(Stored data entries)
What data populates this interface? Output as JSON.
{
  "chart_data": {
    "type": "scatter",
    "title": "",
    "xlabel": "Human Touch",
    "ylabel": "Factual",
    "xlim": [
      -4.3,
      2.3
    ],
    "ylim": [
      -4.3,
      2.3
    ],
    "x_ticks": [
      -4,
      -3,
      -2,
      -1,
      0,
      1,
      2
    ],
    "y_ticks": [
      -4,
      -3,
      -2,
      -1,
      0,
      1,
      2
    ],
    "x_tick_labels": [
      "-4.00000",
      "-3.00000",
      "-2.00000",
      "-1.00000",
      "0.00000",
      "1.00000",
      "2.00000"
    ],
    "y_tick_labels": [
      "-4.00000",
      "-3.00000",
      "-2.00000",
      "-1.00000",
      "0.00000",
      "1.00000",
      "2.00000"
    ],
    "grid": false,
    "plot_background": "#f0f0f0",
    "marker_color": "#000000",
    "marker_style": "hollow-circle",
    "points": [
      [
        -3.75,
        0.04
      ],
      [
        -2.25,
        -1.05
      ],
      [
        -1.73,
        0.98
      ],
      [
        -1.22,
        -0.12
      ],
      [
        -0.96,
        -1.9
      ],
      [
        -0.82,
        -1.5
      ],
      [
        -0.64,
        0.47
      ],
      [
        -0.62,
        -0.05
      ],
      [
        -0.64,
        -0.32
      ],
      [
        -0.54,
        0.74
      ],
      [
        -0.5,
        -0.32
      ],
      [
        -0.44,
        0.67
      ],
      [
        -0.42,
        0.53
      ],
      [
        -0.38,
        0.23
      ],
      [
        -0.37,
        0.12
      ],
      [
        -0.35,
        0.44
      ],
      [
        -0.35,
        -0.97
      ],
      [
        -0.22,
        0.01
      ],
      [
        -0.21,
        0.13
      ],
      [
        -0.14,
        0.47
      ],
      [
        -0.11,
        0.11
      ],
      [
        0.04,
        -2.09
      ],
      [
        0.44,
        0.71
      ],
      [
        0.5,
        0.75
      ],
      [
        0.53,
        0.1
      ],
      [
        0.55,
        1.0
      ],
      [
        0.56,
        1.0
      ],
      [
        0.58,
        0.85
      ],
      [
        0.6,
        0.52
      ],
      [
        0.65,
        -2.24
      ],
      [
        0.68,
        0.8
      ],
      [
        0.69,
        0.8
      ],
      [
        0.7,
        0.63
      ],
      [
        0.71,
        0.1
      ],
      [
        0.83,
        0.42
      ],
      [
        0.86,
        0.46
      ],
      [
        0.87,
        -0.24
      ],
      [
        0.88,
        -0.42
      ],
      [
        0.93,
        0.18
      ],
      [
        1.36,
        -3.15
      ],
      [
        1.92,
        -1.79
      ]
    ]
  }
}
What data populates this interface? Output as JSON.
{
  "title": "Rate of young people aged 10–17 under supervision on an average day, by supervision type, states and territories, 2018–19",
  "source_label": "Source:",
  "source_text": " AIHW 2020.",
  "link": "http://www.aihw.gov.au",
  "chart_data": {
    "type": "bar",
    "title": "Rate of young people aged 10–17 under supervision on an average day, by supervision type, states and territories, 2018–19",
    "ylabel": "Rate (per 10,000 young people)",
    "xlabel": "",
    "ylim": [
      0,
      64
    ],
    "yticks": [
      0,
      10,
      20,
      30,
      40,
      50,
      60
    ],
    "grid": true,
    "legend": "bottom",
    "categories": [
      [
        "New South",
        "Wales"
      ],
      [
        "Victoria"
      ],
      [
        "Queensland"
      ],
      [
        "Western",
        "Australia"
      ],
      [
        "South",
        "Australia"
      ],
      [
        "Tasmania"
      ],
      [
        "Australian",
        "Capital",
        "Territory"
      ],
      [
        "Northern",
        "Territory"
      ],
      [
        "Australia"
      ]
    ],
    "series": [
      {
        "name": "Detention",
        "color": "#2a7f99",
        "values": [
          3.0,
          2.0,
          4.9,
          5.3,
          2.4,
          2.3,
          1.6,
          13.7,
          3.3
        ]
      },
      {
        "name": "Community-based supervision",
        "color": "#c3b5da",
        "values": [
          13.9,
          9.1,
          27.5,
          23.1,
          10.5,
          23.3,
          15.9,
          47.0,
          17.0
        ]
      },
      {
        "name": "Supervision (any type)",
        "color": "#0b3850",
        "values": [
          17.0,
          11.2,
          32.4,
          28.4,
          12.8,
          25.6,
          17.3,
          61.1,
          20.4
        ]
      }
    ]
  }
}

==

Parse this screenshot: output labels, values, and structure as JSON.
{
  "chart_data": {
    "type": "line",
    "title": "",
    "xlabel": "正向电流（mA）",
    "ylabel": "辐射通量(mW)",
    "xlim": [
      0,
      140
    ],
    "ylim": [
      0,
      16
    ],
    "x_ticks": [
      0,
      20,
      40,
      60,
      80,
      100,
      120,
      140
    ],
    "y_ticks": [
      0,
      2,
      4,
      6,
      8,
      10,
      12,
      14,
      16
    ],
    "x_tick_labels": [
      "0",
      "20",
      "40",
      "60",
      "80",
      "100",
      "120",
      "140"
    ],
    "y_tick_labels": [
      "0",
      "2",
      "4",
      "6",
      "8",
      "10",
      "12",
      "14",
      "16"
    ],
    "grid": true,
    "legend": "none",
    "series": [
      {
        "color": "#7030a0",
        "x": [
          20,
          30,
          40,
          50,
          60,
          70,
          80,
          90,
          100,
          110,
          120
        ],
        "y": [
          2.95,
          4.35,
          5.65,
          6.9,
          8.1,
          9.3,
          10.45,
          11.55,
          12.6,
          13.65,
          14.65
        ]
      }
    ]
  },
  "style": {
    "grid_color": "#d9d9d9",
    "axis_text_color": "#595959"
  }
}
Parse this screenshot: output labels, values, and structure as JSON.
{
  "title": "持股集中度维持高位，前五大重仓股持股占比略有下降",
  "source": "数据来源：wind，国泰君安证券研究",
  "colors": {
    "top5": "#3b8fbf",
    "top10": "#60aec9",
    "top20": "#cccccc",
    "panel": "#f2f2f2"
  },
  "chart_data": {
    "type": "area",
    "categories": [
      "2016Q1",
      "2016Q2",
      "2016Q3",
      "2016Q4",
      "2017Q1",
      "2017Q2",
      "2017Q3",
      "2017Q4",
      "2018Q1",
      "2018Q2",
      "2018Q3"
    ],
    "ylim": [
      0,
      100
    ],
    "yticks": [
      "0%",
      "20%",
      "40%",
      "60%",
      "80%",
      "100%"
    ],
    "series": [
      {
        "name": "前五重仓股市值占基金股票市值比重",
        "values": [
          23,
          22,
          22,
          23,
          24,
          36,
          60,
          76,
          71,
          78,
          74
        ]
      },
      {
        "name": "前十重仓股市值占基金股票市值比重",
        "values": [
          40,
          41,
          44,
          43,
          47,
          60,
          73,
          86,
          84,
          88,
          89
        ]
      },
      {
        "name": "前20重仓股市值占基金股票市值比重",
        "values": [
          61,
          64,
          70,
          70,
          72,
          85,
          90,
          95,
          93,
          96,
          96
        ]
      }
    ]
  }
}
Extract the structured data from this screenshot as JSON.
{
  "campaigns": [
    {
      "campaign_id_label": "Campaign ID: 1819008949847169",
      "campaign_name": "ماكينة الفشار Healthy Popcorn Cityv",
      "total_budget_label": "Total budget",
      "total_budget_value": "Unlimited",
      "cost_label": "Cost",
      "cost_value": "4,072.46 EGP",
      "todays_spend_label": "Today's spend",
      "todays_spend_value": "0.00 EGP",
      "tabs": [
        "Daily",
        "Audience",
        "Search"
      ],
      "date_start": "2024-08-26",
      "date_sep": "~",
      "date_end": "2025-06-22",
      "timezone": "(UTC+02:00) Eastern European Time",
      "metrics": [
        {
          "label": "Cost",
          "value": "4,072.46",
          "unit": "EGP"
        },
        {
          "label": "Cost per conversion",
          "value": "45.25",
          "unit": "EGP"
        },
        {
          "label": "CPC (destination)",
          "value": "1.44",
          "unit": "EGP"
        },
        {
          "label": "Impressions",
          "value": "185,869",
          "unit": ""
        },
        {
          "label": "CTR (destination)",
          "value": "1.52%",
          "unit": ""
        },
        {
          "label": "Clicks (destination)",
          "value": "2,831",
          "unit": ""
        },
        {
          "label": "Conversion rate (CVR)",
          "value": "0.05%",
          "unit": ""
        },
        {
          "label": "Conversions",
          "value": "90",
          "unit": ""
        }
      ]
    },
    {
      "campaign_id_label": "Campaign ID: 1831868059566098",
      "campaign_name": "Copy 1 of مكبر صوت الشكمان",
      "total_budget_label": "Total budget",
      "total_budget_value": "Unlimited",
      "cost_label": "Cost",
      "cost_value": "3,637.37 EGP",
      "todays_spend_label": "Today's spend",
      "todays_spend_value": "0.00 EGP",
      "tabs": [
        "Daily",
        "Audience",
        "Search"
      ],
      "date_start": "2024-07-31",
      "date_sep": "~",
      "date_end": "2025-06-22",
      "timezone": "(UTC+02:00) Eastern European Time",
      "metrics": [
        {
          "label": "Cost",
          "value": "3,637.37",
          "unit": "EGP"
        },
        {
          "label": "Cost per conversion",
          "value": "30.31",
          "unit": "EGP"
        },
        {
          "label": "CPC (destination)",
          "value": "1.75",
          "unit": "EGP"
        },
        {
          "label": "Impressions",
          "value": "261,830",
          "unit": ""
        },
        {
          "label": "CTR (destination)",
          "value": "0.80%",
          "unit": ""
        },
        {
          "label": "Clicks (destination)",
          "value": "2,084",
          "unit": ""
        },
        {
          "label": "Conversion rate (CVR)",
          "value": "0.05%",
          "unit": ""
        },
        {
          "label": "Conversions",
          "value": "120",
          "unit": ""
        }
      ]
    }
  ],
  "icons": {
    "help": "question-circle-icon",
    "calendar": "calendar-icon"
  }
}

==

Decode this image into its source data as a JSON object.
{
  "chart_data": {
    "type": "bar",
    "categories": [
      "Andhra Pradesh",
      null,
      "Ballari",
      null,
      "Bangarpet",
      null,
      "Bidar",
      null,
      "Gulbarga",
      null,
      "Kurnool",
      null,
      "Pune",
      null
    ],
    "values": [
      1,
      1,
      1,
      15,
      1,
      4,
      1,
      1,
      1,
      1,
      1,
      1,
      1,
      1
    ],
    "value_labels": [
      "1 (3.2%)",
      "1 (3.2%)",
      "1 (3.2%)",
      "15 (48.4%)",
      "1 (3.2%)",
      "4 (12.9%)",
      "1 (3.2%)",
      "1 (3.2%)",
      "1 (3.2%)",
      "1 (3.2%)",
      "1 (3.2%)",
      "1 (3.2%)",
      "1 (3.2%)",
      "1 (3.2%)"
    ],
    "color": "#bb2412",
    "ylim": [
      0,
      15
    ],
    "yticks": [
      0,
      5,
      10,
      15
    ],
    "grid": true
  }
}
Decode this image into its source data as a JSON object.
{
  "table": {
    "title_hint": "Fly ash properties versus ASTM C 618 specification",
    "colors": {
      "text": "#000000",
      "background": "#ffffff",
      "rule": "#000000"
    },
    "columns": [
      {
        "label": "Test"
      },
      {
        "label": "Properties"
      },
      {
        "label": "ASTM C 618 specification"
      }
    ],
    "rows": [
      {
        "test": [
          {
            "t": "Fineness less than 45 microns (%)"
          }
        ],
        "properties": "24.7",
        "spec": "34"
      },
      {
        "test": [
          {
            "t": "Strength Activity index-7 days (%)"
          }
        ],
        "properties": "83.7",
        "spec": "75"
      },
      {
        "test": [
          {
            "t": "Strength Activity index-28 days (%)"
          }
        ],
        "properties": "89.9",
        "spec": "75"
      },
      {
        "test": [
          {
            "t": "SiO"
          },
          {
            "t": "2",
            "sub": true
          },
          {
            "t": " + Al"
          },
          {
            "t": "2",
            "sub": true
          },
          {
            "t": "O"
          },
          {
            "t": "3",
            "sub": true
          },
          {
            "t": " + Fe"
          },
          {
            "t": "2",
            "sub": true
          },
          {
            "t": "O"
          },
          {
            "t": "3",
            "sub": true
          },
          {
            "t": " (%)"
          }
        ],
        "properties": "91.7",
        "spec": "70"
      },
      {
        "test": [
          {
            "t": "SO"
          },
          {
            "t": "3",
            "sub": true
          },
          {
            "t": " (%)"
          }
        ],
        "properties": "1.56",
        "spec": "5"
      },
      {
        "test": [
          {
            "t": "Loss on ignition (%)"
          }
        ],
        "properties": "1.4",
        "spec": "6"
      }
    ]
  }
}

** Task goal **
Only a number is wanted: how many lines contain "people"?

** Exercise answer **
3